Source document

· · · · · · ·

Now that Yoon has been captured in that epic ending sequence, the question remains of whether he committed all these crimes, or if Ga-young was his first victim, and CEO Park is the work of another villain. If it’s not a red herring, Chairman Lee’s phone call at the end was to Yoon, which makes me wonder what their connection is: If Yoon was truly taking revenge for his child’s death, why would he join hands with the chairman? Was CEO Park their common enemy? Or am I completely off, and that call was to Secretary Woo, leaving for his (suspicious) business trip? In some ways, Chairman Lee is the most terrifying character in this drama, because he’s cold like a snake, ruthlessly efficient at eliminating any obstacles in his path to power, and he can do it all with a pleasant smile.

On the other hand, Chief Secretary Lee and Yeon-jae grow more sympathetic by the week. I’d assumed it was a political marriage for her, but now I can see her love and care for him, even if their relationship is fraught with the tensions of their social position, and her father’s demands. Chief Secretary Lee’s affection for Yeon-jae has been clear from the beginning; though he’s willingly sunk deeper into his father-in-law’s corrupt schemes, in a twisted way, it’s sweet that he did it all for Yeon-jae.

· · · · · · ·

Parts of the exercise
A: Give every character that the drama recap names with a title, such as a job or rank, in front of the name.
B: Answer from the drama recap:
(i) Whose death might Yoon have been taking revenge for?
(ii) Where was Secretary Woo leaving for?
(iii) What had the writer first assumed Yeon-jae's marriage was for her?
C: Sum up the drama recap in two sentences.

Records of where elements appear
· · · · · · ·

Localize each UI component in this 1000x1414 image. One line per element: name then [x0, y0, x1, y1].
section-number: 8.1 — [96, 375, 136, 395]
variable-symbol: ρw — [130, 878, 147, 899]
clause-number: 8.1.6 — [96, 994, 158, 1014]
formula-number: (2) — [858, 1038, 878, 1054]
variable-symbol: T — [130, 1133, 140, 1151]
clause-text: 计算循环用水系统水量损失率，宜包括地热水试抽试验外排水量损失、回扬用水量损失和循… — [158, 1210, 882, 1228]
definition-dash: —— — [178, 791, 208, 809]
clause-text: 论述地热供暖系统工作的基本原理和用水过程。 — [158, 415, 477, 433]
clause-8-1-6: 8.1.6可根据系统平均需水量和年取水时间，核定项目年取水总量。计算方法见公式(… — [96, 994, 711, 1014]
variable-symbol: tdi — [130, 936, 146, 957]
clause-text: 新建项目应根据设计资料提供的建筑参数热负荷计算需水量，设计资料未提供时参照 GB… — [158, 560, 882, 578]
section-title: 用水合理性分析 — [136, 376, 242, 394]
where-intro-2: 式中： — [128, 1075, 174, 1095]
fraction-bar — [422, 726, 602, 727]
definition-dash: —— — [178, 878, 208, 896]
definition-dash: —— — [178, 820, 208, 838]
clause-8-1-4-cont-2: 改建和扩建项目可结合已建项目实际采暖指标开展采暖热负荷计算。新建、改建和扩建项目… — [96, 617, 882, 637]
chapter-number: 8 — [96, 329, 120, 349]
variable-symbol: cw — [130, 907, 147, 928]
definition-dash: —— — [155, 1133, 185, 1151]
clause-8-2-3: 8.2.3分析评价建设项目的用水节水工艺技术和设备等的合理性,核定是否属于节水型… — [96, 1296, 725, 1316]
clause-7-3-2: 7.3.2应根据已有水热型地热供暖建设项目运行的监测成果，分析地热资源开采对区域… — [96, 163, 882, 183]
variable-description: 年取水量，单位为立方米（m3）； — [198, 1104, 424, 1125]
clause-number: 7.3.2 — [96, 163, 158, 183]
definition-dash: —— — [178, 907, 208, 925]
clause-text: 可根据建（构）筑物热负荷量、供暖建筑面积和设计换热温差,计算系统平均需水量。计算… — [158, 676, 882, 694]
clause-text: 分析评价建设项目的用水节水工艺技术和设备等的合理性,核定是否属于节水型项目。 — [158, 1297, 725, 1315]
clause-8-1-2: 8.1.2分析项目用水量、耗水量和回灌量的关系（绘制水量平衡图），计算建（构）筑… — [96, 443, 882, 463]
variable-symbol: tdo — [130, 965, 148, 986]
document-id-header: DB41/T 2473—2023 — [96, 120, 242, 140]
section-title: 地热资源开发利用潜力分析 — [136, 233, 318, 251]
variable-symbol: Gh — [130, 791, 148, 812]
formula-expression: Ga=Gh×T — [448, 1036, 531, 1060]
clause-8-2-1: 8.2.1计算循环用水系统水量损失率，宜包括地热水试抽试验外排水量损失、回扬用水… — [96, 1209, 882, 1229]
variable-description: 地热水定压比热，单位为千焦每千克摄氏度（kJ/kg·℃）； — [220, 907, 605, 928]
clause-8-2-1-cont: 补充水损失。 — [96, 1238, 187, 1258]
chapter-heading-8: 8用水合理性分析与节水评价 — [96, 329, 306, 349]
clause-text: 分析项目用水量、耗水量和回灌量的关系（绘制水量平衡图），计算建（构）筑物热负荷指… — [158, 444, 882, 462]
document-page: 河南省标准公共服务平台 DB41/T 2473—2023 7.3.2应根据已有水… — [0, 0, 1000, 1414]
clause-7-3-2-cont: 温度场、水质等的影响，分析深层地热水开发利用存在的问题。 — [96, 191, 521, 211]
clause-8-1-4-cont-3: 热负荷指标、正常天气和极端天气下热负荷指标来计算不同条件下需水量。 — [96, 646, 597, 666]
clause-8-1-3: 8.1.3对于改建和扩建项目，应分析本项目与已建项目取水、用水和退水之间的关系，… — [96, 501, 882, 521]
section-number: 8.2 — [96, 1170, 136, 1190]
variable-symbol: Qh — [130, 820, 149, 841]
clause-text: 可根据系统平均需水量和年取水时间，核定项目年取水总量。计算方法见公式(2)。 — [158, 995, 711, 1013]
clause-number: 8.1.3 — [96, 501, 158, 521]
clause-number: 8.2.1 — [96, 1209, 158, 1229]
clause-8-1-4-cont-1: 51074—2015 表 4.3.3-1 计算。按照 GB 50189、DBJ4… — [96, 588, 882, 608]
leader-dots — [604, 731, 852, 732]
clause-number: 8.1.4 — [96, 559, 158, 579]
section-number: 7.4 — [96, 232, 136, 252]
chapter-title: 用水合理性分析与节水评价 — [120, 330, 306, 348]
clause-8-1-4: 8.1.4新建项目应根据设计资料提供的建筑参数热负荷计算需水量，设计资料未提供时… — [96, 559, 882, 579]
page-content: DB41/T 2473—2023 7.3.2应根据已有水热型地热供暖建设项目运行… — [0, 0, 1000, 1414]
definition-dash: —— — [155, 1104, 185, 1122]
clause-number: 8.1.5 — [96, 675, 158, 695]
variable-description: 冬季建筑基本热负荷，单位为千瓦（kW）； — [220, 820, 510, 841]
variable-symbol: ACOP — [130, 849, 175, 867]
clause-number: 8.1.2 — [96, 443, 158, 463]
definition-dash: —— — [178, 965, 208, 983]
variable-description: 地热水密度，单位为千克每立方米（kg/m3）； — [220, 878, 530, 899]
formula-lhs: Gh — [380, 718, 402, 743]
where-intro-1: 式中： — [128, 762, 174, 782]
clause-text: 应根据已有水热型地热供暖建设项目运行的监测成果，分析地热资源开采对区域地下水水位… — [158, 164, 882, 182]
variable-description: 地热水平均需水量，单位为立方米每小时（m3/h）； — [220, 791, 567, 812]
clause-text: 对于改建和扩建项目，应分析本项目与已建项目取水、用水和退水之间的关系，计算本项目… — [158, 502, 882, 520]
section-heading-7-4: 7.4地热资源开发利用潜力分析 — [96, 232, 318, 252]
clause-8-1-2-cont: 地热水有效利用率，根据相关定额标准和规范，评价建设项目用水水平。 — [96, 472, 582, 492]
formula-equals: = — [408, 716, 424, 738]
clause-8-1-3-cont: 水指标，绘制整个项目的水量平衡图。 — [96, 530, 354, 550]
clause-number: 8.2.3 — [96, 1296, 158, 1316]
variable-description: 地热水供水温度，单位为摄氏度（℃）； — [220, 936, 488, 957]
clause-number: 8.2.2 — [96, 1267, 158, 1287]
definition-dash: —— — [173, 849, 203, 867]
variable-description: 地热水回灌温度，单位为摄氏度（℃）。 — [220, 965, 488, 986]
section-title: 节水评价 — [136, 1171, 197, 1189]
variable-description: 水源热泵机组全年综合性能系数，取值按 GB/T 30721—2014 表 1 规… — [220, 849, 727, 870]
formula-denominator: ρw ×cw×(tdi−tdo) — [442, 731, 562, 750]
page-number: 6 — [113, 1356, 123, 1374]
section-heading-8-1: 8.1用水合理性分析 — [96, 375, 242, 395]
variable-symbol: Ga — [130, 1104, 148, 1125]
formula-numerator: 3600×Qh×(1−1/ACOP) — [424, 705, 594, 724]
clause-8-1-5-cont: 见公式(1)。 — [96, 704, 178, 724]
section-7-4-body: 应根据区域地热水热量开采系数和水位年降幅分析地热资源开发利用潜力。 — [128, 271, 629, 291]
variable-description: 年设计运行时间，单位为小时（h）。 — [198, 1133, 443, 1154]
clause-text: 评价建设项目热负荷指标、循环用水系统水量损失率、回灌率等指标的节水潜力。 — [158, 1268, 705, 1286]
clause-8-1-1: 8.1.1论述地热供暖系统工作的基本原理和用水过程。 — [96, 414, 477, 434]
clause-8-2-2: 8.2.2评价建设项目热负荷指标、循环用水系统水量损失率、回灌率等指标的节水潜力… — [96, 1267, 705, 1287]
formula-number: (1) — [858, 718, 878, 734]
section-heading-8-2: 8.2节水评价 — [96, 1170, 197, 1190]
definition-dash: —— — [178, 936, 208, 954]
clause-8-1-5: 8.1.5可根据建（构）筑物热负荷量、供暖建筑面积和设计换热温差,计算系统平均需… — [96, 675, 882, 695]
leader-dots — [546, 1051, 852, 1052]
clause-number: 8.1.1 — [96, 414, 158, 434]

· · · · · · ·

Response list
A: CEO Park, Chairman Lee, Secretary Woo, Chief Secretary Lee

B:
(i) His child's death.
(ii) A business trip, which the writer calls suspicious.
(iii) A political marriage.

C: With Yoon captured, the writer wonders whether he committed all the crimes and whom Chairman Lee called at the end, and calls the chairman the drama's most terrifying character. Chief Secretary Lee and Yeon-jae grow more sympathetic each week, as her love for him becomes visible and his affection for her has been clear from the beginning.